§ Given data
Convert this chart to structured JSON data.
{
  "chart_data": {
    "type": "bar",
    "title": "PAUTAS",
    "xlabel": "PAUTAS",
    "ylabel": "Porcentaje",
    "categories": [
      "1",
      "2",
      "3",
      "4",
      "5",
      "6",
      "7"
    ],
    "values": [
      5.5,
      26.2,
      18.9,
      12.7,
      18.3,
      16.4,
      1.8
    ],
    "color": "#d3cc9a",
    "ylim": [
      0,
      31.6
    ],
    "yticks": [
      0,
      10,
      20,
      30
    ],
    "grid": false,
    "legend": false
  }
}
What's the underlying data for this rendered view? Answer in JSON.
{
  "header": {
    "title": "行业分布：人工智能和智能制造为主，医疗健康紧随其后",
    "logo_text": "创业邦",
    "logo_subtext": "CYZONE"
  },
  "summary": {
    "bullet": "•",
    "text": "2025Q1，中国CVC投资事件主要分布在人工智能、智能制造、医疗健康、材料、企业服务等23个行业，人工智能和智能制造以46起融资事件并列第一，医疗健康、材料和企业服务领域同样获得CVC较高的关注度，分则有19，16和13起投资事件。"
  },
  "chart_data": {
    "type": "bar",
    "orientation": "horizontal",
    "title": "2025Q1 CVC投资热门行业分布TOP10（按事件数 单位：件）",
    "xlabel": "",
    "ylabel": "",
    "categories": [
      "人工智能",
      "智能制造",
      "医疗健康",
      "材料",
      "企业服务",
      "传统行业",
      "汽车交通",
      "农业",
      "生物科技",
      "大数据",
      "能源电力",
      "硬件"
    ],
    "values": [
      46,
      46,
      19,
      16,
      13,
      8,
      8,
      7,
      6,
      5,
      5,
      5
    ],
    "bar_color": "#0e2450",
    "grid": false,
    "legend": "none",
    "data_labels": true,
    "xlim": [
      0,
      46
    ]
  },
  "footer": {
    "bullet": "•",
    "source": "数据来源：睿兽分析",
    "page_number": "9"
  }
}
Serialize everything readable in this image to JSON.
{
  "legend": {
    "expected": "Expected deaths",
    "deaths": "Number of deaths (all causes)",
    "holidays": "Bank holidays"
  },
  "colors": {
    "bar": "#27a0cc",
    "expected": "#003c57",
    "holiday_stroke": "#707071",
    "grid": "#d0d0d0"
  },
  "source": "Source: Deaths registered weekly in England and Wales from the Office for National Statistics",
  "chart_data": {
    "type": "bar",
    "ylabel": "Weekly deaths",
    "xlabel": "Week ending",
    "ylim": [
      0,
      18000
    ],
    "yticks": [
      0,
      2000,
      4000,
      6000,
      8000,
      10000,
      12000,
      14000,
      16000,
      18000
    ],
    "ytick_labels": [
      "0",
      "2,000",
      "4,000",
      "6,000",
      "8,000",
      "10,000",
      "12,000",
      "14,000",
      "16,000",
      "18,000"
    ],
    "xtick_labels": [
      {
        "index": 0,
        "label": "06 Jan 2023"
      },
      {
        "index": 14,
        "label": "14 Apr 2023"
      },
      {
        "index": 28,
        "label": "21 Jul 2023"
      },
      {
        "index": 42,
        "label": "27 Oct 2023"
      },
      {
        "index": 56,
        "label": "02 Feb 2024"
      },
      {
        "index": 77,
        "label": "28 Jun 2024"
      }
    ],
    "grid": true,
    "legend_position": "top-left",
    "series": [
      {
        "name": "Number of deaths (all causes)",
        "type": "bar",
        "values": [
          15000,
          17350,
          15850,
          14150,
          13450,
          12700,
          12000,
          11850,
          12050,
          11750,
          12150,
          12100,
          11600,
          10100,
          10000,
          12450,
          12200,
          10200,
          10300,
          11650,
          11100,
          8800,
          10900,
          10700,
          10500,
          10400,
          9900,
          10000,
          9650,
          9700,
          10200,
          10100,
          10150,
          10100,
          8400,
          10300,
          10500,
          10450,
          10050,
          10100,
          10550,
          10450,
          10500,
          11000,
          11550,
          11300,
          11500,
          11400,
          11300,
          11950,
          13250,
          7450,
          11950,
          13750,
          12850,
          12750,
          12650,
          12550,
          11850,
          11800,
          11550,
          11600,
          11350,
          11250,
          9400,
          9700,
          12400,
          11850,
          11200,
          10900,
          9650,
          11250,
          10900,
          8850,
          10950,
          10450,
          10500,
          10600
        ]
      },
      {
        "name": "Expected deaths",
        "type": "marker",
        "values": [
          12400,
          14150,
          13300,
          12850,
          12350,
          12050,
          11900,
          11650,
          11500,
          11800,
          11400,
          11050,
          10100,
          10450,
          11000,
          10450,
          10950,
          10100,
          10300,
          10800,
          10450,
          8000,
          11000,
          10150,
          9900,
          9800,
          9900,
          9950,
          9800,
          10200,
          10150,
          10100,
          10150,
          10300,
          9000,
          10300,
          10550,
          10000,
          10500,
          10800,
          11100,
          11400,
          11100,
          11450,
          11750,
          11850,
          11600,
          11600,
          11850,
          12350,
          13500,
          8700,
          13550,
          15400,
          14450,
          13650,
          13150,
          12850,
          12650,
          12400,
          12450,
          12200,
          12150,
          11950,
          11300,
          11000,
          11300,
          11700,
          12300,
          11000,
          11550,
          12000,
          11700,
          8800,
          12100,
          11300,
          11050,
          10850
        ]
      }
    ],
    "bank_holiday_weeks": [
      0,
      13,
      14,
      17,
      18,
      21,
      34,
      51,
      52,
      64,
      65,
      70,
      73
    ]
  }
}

§ Requirement
Show each line in the entries that holds the string "source".

§ The reply
    "source": "数据来源：睿兽分析",
  "source": "Source: Deaths registered weekly in England and Wales from the Office for National Statistics",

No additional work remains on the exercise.